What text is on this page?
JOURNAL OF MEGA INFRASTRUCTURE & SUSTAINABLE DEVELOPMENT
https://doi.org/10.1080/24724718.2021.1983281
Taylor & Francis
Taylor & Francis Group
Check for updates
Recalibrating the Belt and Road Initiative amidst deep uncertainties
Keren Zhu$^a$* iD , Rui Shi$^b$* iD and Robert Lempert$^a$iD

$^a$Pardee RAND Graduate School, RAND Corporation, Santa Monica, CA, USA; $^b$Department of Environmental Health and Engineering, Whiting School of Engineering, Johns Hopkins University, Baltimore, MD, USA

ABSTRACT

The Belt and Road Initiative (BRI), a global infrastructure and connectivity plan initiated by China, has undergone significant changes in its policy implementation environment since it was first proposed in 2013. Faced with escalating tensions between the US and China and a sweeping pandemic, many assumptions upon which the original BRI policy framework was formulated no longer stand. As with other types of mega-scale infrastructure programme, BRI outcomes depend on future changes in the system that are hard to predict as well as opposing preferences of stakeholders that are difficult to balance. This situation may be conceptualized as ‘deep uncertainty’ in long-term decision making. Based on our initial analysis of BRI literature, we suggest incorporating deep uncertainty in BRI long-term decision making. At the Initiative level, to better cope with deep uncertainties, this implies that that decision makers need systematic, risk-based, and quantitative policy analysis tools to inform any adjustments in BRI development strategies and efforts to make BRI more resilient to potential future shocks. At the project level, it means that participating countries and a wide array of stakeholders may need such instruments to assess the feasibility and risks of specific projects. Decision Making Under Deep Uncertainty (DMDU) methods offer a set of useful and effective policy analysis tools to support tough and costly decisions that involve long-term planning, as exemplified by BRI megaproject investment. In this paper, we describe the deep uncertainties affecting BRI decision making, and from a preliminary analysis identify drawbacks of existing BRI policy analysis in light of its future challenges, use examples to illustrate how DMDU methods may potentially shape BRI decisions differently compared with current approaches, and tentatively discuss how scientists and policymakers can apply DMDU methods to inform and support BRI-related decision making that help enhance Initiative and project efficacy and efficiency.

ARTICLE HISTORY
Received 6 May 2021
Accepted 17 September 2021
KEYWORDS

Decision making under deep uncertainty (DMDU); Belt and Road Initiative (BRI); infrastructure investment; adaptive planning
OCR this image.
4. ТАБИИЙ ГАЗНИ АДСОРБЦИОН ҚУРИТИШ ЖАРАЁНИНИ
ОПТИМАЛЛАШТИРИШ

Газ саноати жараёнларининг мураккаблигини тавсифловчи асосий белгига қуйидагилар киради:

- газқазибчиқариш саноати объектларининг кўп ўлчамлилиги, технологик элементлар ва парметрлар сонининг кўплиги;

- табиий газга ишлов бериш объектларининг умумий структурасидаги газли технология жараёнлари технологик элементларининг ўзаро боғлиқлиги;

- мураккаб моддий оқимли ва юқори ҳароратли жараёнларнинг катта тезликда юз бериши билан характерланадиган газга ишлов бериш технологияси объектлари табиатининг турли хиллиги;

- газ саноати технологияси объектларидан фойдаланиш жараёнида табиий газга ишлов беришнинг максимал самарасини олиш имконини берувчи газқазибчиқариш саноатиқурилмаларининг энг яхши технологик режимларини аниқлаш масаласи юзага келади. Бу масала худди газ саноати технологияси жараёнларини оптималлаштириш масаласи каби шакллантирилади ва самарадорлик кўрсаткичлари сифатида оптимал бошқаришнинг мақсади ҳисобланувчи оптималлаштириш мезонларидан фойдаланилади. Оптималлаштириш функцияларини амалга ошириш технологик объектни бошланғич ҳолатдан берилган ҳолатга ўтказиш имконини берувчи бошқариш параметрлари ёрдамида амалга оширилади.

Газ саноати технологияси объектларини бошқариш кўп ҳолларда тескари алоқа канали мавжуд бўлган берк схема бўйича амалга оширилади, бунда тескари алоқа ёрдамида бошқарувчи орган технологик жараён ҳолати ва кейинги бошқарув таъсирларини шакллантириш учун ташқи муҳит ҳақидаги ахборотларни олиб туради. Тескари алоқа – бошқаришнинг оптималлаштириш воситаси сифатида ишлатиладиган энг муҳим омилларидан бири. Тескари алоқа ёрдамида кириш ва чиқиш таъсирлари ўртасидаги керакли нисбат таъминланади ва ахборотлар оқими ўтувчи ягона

Problem to work on
Across the material above, how many lines include the string "Taylor"? Only the number is wanted.

The answer
2